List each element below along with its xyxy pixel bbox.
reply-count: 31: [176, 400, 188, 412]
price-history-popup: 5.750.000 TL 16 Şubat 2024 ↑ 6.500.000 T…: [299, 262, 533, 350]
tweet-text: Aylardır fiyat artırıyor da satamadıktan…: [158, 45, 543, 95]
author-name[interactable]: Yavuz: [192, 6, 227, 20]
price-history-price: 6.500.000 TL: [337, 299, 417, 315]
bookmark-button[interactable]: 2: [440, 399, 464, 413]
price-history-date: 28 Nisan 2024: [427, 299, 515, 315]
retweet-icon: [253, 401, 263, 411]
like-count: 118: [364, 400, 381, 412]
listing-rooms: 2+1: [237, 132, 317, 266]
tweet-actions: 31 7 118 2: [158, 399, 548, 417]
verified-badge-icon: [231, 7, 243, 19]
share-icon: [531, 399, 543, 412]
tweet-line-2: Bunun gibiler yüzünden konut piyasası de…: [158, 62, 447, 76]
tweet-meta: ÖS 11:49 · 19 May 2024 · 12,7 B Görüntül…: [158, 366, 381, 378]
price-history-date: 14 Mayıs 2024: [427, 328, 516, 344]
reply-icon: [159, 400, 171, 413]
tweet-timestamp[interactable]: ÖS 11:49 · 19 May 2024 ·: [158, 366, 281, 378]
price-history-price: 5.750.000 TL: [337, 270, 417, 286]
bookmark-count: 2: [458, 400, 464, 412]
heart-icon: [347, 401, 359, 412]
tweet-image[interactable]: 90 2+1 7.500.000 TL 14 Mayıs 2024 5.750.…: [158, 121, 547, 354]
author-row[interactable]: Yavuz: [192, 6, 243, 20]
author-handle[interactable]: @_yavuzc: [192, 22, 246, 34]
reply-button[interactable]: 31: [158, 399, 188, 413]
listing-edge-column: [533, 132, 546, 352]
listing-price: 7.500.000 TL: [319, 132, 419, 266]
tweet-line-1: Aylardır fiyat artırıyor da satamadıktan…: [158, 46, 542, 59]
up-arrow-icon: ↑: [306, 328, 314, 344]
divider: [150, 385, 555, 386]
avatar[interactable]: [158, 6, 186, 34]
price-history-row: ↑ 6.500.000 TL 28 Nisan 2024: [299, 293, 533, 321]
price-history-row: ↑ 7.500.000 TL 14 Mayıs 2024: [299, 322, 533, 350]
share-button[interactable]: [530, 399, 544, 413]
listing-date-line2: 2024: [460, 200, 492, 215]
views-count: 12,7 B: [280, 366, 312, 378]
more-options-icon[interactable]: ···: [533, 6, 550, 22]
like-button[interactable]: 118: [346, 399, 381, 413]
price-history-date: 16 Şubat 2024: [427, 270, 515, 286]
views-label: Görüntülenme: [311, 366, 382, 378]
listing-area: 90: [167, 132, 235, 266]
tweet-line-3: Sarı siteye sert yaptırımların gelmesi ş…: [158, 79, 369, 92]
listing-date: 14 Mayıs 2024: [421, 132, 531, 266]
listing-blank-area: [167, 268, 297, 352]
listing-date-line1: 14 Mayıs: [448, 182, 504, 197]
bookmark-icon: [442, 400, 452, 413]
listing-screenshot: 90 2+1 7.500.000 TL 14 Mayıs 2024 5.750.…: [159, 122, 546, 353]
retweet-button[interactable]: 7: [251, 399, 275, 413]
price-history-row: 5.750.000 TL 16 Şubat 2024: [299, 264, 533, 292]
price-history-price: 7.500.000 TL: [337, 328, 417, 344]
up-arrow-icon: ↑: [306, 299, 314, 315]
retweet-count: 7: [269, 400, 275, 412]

• **What you will do**: Copy every one of the rows above word for word, with no changes.

• **Written solution**:
List each element below along with its xyxy pixel bbox.
reply-count: 31: [176, 400, 188, 412]
price-history-popup: 5.750.000 TL 16 Şubat 2024 ↑ 6.500.000 T…: [299, 262, 533, 350]
tweet-text: Aylardır fiyat artırıyor da satamadıktan…: [158, 45, 543, 95]
author-name[interactable]: Yavuz: [192, 6, 227, 20]
price-history-price: 6.500.000 TL: [337, 299, 417, 315]
bookmark-button[interactable]: 2: [440, 399, 464, 413]
price-history-date: 28 Nisan 2024: [427, 299, 515, 315]
retweet-icon: [253, 401, 263, 411]
like-count: 118: [364, 400, 381, 412]
listing-rooms: 2+1: [237, 132, 317, 266]
tweet-actions: 31 7 118 2: [158, 399, 548, 417]
verified-badge-icon: [231, 7, 243, 19]
share-icon: [531, 399, 543, 412]
tweet-line-2: Bunun gibiler yüzünden konut piyasası de…: [158, 62, 447, 76]
tweet-meta: ÖS 11:49 · 19 May 2024 · 12,7 B Görüntül…: [158, 366, 381, 378]
price-history-date: 14 Mayıs 2024: [427, 328, 516, 344]
reply-icon: [159, 400, 171, 413]
tweet-timestamp[interactable]: ÖS 11:49 · 19 May 2024 ·: [158, 366, 281, 378]
price-history-price: 5.750.000 TL: [337, 270, 417, 286]
bookmark-count: 2: [458, 400, 464, 412]
heart-icon: [347, 401, 359, 412]
tweet-image[interactable]: 90 2+1 7.500.000 TL 14 Mayıs 2024 5.750.…: [158, 121, 547, 354]
author-row[interactable]: Yavuz: [192, 6, 243, 20]
author-handle[interactable]: @_yavuzc: [192, 22, 246, 34]
reply-button[interactable]: 31: [158, 399, 188, 413]
listing-edge-column: [533, 132, 546, 352]
listing-price: 7.500.000 TL: [319, 132, 419, 266]
tweet-line-1: Aylardır fiyat artırıyor da satamadıktan…: [158, 46, 542, 59]
up-arrow-icon: ↑: [306, 328, 314, 344]
divider: [150, 385, 555, 386]
avatar[interactable]: [158, 6, 186, 34]
price-history-row: ↑ 6.500.000 TL 28 Nisan 2024: [299, 293, 533, 321]
price-history-row: ↑ 7.500.000 TL 14 Mayıs 2024: [299, 322, 533, 350]
share-button[interactable]: [530, 399, 544, 413]
listing-date-line2: 2024: [460, 200, 492, 215]
views-count: 12,7 B: [280, 366, 312, 378]
more-options-icon[interactable]: ···: [533, 6, 550, 22]
like-button[interactable]: 118: [346, 399, 381, 413]
price-history-date: 16 Şubat 2024: [427, 270, 515, 286]
views-label: Görüntülenme: [311, 366, 382, 378]
listing-area: 90: [167, 132, 235, 266]
tweet-line-3: Sarı siteye sert yaptırımların gelmesi ş…: [158, 79, 369, 92]
listing-date: 14 Mayıs 2024: [421, 132, 531, 266]
listing-blank-area: [167, 268, 297, 352]
listing-date-line1: 14 Mayıs: [448, 182, 504, 197]
bookmark-icon: [442, 400, 452, 413]
listing-screenshot: 90 2+1 7.500.000 TL 14 Mayıs 2024 5.750.…: [159, 122, 546, 353]
retweet-button[interactable]: 7: [251, 399, 275, 413]
price-history-row: 5.750.000 TL 16 Şubat 2024: [299, 264, 533, 292]
price-history-price: 7.500.000 TL: [337, 328, 417, 344]
up-arrow-icon: ↑: [306, 299, 314, 315]
retweet-count: 7: [269, 400, 275, 412]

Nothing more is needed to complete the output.